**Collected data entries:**
:::::
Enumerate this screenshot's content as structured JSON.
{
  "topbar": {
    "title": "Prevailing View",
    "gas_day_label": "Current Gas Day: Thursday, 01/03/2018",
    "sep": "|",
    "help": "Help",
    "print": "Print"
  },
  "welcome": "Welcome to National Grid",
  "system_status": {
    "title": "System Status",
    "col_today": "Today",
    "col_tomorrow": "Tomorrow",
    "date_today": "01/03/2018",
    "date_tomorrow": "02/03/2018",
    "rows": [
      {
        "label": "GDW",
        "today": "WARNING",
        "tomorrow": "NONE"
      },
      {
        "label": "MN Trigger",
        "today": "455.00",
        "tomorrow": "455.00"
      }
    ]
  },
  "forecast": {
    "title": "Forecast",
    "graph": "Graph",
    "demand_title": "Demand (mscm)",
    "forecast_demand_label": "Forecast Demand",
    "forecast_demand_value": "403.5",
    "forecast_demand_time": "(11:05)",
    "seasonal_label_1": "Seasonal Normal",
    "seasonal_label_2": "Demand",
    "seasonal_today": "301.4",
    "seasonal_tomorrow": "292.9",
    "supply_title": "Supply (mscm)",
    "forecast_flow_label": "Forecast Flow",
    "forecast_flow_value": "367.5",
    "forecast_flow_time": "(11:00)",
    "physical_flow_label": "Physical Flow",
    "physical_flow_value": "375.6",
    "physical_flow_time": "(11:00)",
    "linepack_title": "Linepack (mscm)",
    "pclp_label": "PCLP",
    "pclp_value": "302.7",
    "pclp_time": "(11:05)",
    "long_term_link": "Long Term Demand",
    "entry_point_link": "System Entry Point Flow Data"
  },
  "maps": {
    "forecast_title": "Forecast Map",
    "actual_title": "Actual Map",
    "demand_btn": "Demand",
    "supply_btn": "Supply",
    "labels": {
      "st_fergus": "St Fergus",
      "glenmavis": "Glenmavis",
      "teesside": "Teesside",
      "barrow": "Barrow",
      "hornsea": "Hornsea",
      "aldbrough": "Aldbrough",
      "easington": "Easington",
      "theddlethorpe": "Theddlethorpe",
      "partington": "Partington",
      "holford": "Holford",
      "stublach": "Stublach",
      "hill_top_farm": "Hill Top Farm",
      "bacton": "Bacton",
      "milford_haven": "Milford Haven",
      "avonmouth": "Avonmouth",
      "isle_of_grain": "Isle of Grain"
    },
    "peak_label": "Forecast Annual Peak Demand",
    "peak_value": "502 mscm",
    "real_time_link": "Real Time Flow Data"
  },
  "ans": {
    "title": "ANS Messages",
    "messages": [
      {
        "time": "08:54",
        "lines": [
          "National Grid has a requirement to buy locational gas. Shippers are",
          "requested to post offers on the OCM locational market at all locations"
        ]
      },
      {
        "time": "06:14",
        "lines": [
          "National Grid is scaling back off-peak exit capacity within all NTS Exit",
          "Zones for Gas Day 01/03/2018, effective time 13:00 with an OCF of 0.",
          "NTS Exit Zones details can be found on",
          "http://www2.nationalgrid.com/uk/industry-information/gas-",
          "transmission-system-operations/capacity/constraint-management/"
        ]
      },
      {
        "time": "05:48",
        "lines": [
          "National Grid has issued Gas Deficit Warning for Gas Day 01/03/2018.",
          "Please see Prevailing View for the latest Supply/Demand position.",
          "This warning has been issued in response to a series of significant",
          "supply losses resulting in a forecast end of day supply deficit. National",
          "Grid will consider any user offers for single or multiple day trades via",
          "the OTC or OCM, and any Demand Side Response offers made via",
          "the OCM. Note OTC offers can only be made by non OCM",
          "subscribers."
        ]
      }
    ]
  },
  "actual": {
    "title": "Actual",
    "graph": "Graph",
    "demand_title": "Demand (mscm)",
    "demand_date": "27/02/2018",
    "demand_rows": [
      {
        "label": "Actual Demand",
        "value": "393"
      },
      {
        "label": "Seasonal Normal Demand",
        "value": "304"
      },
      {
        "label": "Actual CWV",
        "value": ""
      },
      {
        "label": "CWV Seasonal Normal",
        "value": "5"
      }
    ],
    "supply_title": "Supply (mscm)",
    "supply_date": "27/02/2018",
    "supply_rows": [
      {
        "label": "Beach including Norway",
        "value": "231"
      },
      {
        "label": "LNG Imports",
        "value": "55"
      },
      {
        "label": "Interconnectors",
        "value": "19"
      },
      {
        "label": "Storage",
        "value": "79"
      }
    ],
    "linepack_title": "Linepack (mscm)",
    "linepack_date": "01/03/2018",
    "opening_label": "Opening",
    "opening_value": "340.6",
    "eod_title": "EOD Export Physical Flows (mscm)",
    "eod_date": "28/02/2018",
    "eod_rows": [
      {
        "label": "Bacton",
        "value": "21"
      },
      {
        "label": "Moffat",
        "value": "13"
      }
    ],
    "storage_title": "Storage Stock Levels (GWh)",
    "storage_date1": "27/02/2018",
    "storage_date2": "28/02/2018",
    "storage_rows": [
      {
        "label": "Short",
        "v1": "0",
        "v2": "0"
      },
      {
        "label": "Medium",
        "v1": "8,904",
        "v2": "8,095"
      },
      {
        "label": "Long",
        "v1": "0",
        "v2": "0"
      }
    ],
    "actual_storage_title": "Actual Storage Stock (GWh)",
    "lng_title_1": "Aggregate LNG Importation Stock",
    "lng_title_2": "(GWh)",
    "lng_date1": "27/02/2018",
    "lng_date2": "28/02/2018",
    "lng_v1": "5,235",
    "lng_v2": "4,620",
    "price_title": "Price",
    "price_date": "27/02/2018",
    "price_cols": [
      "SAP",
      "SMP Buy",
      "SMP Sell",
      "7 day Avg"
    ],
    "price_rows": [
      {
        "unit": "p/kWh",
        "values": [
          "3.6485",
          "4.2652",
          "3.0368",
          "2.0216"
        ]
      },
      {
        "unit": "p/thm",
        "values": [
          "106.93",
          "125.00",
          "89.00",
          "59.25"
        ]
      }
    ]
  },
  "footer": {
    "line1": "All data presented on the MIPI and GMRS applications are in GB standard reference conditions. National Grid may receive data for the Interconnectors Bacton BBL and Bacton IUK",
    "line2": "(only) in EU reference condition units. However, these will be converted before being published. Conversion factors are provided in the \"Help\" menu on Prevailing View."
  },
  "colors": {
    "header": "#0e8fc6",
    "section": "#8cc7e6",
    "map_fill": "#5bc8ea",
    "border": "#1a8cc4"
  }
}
:::::
**Problem:** Look through the entries and find each line that has the string "Normal". Copy those lines.

**Result of the exercise:**
    "seasonal_label_1": "Seasonal Normal",
        "label": "Seasonal Normal Demand",
        "label": "CWV Seasonal Normal",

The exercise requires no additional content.